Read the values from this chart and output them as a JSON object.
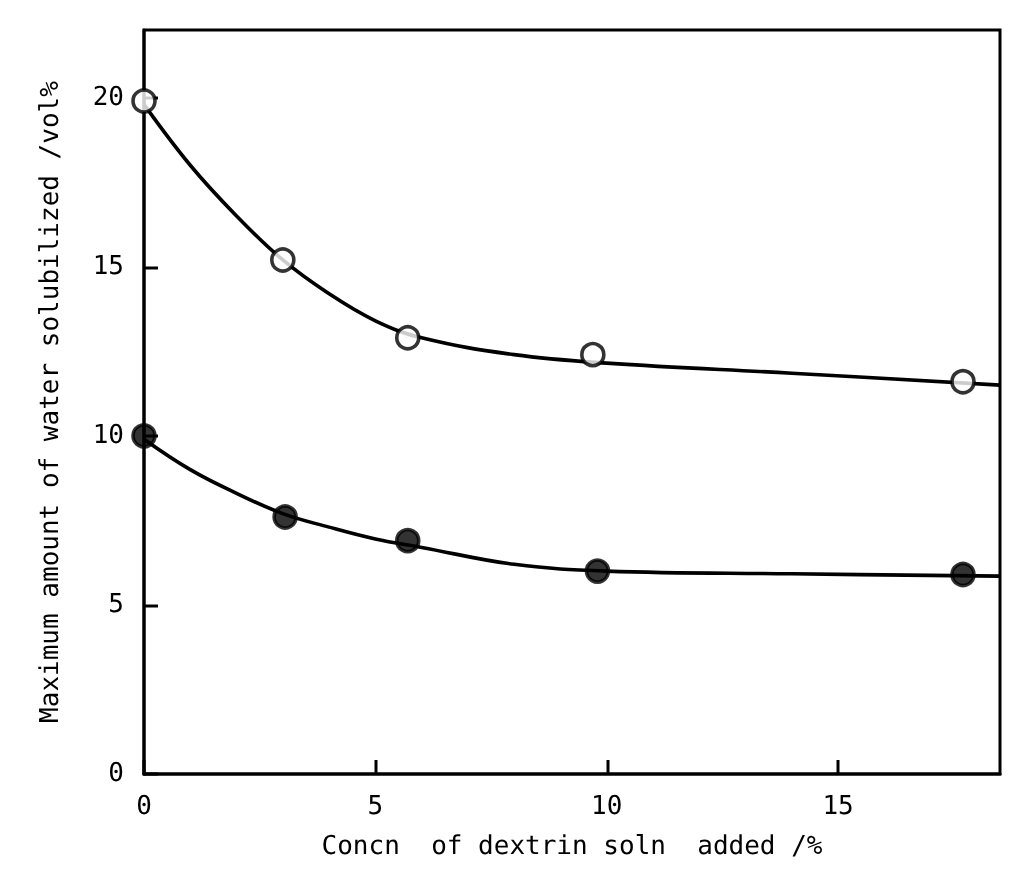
{
  "chart_data": {
    "type": "line",
    "xlabel": "Concn  of dextrin soln  added /%",
    "ylabel": "Maximum amount of water solubilized /vol%",
    "xlim": [
      0,
      18.5
    ],
    "ylim": [
      0,
      22
    ],
    "xticks": [
      0,
      5,
      10,
      15
    ],
    "yticks": [
      0,
      5,
      10,
      15,
      20
    ],
    "grid": false,
    "series": [
      {
        "type": "scatter",
        "marker": "circle",
        "color": "#ffffff",
        "x": [
          0,
          3.0,
          5.7,
          9.7,
          17.7
        ],
        "values": [
          19.9,
          15.2,
          12.9,
          12.4,
          11.6
        ]
      },
      {
        "type": "scatter",
        "marker": "circle",
        "color": "#000000",
        "x": [
          0,
          3.05,
          5.7,
          9.8,
          17.7
        ],
        "values": [
          10,
          7.6,
          6.9,
          6.0,
          5.9
        ]
      },
      {
        "line_style": "solid",
        "color": "#000000",
        "x": [
          0,
          1,
          2,
          3,
          4,
          5,
          6,
          8,
          10,
          14,
          18.5
        ],
        "values": [
          19.8,
          18.0,
          16.5,
          15.2,
          14.2,
          13.4,
          12.9,
          12.4,
          12.15,
          11.85,
          11.5
        ]
      },
      {
        "line_style": "solid",
        "color": "#000000",
        "x": [
          0,
          1,
          2,
          3,
          4,
          5,
          6,
          8,
          10,
          14,
          18.5
        ],
        "values": [
          9.9,
          9.0,
          8.3,
          7.7,
          7.3,
          6.95,
          6.7,
          6.2,
          6.0,
          5.92,
          5.85
        ]
      }
    ]
  }
}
□ □ □ □ □ □ □
◆ **Problem requirements**
In this exercise, set down all of the data exactly, without the pictures.

◆ **Response**
Read the values from this chart and output them as a JSON object.
{
  "chart_data": {
    "type": "line",
    "xlabel": "Concn  of dextrin soln  added /%",
    "ylabel": "Maximum amount of water solubilized /vol%",
    "xlim": [
      0,
      18.5
    ],
    "ylim": [
      0,
      22
    ],
    "xticks": [
      0,
      5,
      10,
      15
    ],
    "yticks": [
      0,
      5,
      10,
      15,
      20
    ],
    "grid": false,
    "series": [
      {
        "type": "scatter",
        "marker": "circle",
        "color": "#ffffff",
        "x": [
          0,
          3.0,
          5.7,
          9.7,
          17.7
        ],
        "values": [
          19.9,
          15.2,
          12.9,
          12.4,
          11.6
        ]
      },
      {
        "type": "scatter",
        "marker": "circle",
        "color": "#000000",
        "x": [
          0,
          3.05,
          5.7,
          9.8,
          17.7
        ],
        "values": [
          10,
          7.6,
          6.9,
          6.0,
          5.9
        ]
      },
      {
        "line_style": "solid",
        "color": "#000000",
        "x": [
          0,
          1,
          2,
          3,
          4,
          5,
          6,
          8,
          10,
          14,
          18.5
        ],
        "values": [
          19.8,
          18.0,
          16.5,
          15.2,
          14.2,
          13.4,
          12.9,
          12.4,
          12.15,
          11.85,
          11.5
        ]
      },
      {
        "line_style": "solid",
        "color": "#000000",
        "x": [
          0,
          1,
          2,
          3,
          4,
          5,
          6,
          8,
          10,
          14,
          18.5
        ],
        "values": [
          9.9,
          9.0,
          8.3,
          7.7,
          7.3,
          6.95,
          6.7,
          6.2,
          6.0,
          5.92,
          5.85
        ]
      }
    ]
  }
}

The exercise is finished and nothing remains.